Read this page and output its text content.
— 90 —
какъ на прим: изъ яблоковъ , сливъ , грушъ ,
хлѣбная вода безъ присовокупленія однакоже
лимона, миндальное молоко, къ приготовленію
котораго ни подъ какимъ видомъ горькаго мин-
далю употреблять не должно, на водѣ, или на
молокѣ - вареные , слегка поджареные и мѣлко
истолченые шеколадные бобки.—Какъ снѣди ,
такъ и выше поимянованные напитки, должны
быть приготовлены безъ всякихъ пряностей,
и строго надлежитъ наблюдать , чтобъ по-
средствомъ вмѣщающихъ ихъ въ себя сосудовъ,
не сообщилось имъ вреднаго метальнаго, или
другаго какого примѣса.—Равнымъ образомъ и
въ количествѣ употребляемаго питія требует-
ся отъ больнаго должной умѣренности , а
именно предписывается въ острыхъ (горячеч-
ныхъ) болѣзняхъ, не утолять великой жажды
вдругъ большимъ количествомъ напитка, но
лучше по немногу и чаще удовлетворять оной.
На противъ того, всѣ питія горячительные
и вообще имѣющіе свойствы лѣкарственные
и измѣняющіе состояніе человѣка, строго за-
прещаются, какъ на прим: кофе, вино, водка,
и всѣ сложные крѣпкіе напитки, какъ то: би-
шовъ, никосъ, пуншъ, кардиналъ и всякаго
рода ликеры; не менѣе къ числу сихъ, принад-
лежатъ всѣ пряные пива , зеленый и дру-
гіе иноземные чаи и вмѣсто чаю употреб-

________________

▶ **Objective**
All of the data must be returned exactly.

▶ **Answer below**
Read this page and output its text content.
— 90 —
какъ на прим: изъ яблоковъ , сливъ , грушъ ,
хлѣбная вода безъ присовокупленія однакоже
лимона, миндальное молоко, къ приготовленію
котораго ни подъ какимъ видомъ горькаго мин-
далю употреблять не должно, на водѣ, или на
молокѣ - вареные , слегка поджареные и мѣлко
истолченые шеколадные бобки.—Какъ снѣди ,
такъ и выше поимянованные напитки, должны
быть приготовлены безъ всякихъ пряностей,
и строго надлежитъ наблюдать , чтобъ по-
средствомъ вмѣщающихъ ихъ въ себя сосудовъ,
не сообщилось имъ вреднаго метальнаго, или
другаго какого примѣса.—Равнымъ образомъ и
въ количествѣ употребляемаго питія требует-
ся отъ больнаго должной умѣренности , а
именно предписывается въ острыхъ (горячеч-
ныхъ) болѣзняхъ, не утолять великой жажды
вдругъ большимъ количествомъ напитка, но
лучше по немногу и чаще удовлетворять оной.
На противъ того, всѣ питія горячительные
и вообще имѣющіе свойствы лѣкарственные
и измѣняющіе состояніе человѣка, строго за-
прещаются, какъ на прим: кофе, вино, водка,
и всѣ сложные крѣпкіе напитки, какъ то: би-
шовъ, никосъ, пуншъ, кардиналъ и всякаго
рода ликеры; не менѣе къ числу сихъ, принад-
лежатъ всѣ пряные пива , зеленый и дру-
гіе иноземные чаи и вмѣсто чаю употреб-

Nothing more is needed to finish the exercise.